SHORT TASK - How many of the lines below contain "tons"? Answer with that number alone.

[Extracted data entries]

——————————

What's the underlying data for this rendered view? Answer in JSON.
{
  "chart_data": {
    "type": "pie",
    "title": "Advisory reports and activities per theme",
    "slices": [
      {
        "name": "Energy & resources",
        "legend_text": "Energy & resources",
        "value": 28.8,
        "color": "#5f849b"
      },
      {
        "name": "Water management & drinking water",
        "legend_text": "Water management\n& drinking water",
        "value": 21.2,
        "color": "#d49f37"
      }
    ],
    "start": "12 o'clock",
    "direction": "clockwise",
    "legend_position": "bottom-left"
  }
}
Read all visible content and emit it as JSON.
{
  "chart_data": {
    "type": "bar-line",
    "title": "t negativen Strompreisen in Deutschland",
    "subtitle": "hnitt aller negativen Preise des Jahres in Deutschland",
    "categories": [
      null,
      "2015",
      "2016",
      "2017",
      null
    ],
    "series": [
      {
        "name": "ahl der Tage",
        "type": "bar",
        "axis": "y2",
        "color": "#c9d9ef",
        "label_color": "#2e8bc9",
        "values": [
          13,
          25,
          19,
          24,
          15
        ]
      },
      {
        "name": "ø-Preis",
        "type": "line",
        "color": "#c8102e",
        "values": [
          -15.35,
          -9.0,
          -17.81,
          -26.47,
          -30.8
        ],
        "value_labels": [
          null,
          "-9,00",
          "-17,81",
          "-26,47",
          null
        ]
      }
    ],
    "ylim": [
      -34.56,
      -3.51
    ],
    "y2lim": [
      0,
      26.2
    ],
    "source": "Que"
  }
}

——————————

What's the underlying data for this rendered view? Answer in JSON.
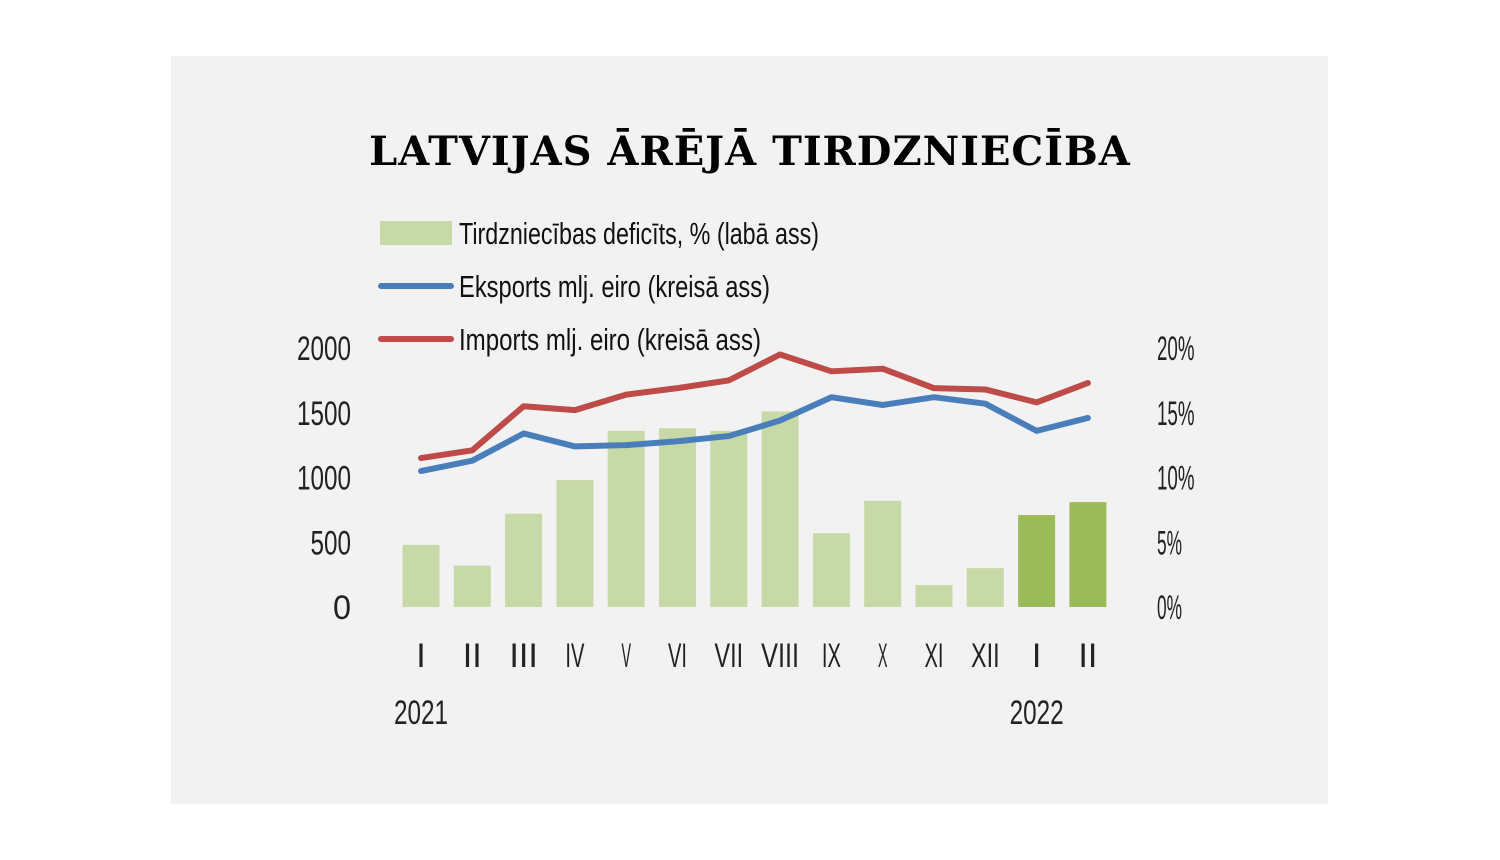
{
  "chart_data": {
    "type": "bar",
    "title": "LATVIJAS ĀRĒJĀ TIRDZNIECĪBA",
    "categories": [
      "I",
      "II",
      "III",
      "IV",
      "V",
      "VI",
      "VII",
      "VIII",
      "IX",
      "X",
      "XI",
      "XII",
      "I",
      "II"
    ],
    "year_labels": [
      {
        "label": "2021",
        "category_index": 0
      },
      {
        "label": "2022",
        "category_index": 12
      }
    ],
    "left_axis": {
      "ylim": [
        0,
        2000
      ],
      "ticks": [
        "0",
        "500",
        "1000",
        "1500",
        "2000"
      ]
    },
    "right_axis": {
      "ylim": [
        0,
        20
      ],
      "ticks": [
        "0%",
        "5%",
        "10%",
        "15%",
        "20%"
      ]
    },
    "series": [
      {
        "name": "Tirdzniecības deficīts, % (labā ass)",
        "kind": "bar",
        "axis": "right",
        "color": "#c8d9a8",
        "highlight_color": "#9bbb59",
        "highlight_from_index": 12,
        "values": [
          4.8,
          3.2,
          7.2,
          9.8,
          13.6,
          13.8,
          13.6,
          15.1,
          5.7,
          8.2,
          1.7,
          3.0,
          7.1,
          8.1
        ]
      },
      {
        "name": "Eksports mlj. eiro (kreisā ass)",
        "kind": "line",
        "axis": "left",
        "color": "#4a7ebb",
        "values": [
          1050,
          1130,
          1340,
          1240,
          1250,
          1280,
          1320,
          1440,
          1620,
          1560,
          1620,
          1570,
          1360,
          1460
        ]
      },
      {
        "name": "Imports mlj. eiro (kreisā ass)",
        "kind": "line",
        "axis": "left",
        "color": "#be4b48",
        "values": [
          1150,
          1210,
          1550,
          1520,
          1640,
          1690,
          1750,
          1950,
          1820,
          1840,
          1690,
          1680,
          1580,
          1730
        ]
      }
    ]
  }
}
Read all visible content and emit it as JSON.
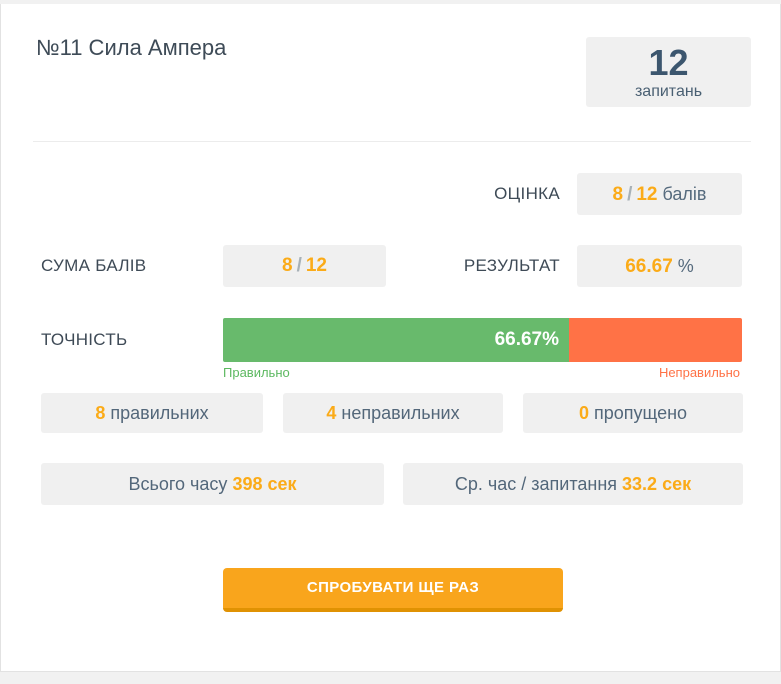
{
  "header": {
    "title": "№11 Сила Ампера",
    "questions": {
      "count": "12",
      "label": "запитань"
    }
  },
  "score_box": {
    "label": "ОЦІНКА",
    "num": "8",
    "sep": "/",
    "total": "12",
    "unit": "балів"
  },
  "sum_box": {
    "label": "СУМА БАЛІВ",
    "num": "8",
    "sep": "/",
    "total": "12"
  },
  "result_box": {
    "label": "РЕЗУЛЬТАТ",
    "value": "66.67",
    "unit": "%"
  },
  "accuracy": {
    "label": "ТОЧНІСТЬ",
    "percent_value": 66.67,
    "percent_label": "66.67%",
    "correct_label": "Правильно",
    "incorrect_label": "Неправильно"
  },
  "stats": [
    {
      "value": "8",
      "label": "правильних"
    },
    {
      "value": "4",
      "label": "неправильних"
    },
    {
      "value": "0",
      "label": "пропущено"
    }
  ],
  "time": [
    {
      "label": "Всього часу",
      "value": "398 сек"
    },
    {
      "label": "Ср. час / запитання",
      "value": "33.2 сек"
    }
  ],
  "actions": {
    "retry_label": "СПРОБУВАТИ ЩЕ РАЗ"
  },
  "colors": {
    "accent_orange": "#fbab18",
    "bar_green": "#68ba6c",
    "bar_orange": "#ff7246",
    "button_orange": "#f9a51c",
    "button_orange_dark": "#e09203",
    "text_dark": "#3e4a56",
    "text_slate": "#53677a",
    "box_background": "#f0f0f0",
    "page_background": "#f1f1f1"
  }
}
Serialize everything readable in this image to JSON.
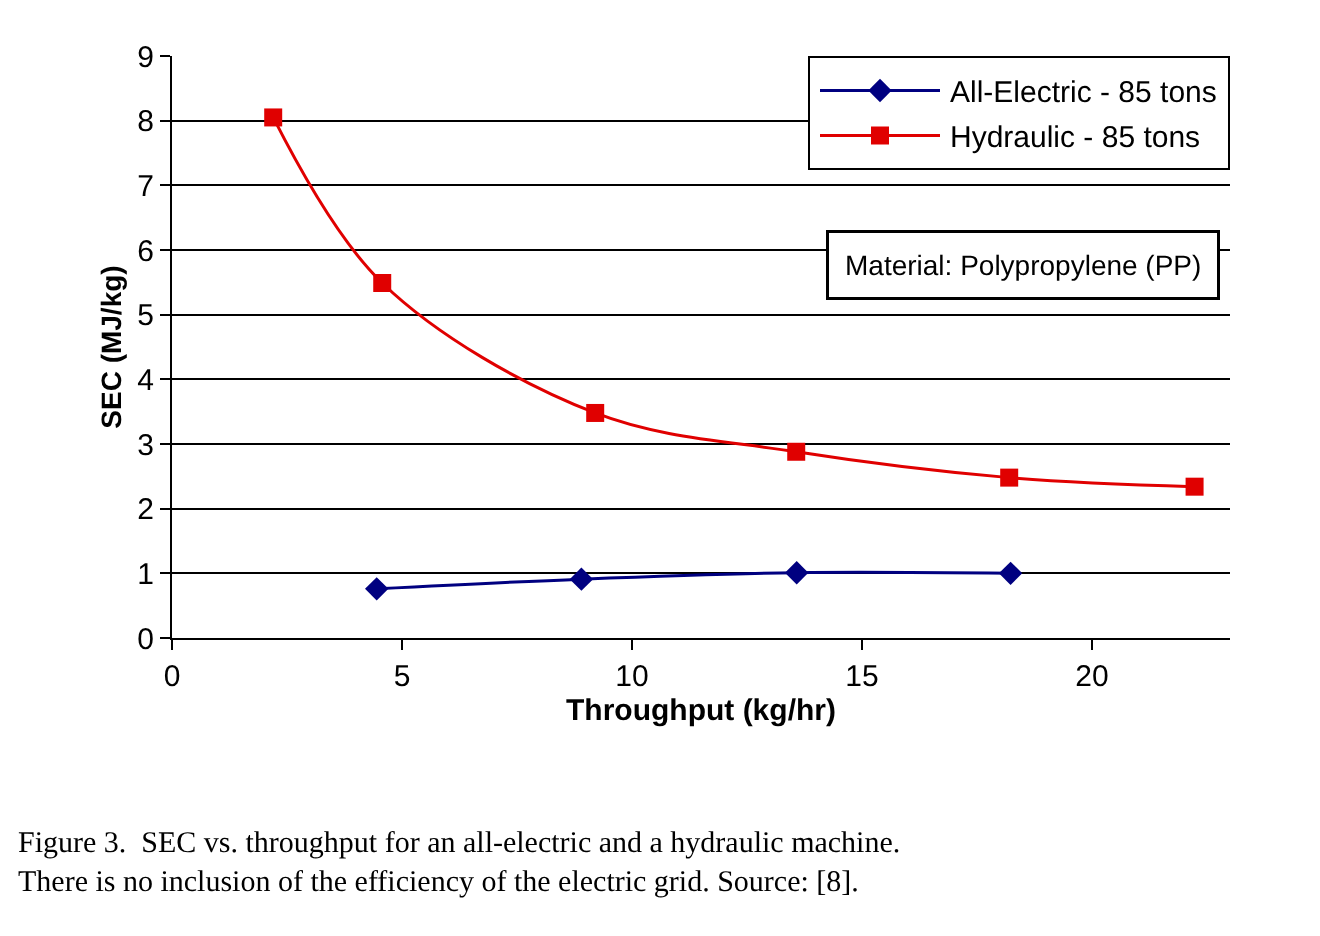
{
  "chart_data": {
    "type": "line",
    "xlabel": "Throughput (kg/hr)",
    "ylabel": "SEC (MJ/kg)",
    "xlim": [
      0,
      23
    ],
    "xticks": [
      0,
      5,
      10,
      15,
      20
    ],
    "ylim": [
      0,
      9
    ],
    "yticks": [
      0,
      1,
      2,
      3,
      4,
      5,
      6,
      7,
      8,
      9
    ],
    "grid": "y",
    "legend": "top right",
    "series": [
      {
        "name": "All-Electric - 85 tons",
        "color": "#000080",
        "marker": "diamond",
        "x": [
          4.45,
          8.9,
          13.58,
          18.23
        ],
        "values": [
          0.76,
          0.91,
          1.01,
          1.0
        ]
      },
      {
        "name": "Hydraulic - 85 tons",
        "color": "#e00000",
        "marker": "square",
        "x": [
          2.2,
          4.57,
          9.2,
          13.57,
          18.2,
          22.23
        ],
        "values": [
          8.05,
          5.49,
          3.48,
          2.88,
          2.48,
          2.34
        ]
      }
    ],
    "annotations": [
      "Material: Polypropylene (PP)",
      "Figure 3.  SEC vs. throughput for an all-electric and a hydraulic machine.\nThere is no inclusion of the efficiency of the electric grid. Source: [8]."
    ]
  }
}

——————————

ANSWER IN FULL - 2